**WHAT YOU NEED TO DO**
Pick out the lines below with "name" and list them.
#### MATERIAL TO PROCESS ####
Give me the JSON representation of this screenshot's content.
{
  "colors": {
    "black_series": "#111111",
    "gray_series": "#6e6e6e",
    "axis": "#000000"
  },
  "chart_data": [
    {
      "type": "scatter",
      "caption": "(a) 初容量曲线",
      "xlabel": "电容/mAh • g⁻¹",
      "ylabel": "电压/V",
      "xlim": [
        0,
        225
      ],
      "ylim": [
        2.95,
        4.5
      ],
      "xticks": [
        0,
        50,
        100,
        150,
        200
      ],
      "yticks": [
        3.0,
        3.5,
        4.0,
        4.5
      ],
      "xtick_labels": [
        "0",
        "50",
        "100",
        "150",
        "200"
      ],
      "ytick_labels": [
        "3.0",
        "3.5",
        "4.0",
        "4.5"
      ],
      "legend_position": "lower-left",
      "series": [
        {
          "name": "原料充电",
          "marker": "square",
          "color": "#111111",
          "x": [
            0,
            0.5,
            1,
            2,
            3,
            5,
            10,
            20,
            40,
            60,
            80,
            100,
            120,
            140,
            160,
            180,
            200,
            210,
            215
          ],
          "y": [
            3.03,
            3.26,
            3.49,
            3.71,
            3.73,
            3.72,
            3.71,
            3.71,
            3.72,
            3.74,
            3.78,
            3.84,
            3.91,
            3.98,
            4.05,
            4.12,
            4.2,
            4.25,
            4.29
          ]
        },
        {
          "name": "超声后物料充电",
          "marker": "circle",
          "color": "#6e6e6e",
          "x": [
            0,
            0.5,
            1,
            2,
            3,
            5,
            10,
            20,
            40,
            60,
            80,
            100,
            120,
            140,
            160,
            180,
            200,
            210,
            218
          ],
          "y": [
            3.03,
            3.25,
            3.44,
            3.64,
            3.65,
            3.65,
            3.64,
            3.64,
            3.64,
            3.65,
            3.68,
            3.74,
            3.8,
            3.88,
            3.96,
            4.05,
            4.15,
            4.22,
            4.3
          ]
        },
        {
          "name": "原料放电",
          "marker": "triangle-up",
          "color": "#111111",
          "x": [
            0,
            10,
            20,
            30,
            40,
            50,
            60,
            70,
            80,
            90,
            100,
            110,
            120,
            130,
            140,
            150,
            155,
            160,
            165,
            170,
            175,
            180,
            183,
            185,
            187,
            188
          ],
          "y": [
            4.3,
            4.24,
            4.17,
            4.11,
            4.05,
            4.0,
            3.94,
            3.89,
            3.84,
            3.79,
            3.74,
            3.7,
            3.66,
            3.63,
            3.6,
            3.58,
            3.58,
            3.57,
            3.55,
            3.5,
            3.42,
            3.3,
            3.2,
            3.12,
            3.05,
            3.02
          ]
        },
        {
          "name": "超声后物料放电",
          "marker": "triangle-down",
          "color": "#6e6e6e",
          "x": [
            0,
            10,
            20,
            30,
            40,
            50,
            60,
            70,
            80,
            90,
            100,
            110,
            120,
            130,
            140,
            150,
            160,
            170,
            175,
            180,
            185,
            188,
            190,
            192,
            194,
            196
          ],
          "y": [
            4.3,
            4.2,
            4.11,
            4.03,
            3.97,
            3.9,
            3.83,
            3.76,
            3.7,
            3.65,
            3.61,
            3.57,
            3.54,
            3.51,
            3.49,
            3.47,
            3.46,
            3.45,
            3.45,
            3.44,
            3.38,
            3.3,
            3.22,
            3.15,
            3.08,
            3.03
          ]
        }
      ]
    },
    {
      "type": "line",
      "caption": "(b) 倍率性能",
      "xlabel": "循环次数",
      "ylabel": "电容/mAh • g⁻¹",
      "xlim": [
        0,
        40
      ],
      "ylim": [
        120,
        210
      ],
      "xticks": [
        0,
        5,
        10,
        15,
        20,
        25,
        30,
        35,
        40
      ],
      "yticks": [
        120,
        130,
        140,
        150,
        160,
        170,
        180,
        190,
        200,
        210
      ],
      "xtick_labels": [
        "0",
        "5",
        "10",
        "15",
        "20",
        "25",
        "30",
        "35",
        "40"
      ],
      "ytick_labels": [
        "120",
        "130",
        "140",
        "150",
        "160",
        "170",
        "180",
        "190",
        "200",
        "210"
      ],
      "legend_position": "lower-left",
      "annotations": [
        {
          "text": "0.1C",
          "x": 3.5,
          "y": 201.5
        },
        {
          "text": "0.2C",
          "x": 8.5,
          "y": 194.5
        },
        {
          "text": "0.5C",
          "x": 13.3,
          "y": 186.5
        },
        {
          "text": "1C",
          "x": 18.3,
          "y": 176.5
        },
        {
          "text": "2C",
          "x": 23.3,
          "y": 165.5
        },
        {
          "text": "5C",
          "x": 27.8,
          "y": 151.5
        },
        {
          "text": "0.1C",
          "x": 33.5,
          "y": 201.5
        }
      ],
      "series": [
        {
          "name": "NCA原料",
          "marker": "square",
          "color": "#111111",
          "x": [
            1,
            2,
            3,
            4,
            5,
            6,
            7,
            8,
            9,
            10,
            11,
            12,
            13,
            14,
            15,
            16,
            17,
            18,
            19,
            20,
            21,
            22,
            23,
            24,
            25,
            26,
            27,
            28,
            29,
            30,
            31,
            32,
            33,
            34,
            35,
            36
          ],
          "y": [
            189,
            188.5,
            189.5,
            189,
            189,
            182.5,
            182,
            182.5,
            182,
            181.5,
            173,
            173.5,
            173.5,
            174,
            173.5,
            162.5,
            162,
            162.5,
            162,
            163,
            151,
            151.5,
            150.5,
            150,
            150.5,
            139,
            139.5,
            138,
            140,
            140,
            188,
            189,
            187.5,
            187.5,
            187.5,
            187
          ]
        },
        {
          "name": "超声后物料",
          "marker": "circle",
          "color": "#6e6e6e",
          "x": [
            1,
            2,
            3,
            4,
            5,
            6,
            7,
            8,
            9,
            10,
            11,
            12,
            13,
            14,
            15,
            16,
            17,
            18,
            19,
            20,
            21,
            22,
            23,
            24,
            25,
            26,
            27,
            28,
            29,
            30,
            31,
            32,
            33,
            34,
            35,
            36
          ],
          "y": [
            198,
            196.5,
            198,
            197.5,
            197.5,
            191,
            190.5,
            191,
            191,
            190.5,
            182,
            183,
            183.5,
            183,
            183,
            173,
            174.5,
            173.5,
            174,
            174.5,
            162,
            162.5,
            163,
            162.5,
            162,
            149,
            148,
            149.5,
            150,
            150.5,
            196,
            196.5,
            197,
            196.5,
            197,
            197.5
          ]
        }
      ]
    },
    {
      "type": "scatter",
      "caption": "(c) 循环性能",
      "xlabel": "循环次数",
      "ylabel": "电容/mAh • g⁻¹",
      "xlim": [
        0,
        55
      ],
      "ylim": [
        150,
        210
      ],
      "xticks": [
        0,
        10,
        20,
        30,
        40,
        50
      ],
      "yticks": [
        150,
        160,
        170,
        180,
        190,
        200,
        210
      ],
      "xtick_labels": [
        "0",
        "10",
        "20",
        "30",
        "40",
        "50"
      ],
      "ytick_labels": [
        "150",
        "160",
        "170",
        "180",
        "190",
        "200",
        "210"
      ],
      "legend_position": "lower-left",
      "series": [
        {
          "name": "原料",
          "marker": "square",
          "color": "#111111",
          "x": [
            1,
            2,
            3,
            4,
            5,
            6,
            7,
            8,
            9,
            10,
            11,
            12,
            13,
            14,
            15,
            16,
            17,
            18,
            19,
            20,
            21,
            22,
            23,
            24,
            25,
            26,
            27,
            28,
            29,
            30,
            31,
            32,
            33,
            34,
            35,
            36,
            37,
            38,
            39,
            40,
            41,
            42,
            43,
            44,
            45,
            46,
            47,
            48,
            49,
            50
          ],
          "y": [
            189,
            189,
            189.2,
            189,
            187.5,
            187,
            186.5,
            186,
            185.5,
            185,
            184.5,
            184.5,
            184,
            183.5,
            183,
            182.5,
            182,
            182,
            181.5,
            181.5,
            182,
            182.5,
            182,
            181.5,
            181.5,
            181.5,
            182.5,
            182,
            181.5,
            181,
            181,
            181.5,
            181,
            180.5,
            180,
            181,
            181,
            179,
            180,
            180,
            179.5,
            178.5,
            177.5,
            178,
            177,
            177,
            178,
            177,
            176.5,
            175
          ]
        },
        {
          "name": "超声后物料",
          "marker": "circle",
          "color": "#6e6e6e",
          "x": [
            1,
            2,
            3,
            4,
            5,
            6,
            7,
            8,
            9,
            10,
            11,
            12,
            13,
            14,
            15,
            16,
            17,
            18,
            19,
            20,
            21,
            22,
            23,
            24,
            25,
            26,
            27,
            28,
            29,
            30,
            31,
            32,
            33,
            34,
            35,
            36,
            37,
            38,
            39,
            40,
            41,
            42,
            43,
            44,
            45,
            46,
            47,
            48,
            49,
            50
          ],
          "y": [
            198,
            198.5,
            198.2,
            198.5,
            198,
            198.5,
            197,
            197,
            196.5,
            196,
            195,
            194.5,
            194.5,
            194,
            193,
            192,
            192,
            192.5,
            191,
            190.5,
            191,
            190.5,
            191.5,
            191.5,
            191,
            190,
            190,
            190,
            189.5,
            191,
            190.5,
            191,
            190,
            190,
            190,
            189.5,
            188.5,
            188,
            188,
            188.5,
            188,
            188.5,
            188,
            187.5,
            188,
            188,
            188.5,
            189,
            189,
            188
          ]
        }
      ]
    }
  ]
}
####
**RESULT BELOW**
          "name": "原料充电",
          "name": "超声后物料充电",
          "name": "原料放电",
          "name": "超声后物料放电",
          "name": "NCA原料",
          "name": "超声后物料",
          "name": "原料",
          "name": "超声后物料",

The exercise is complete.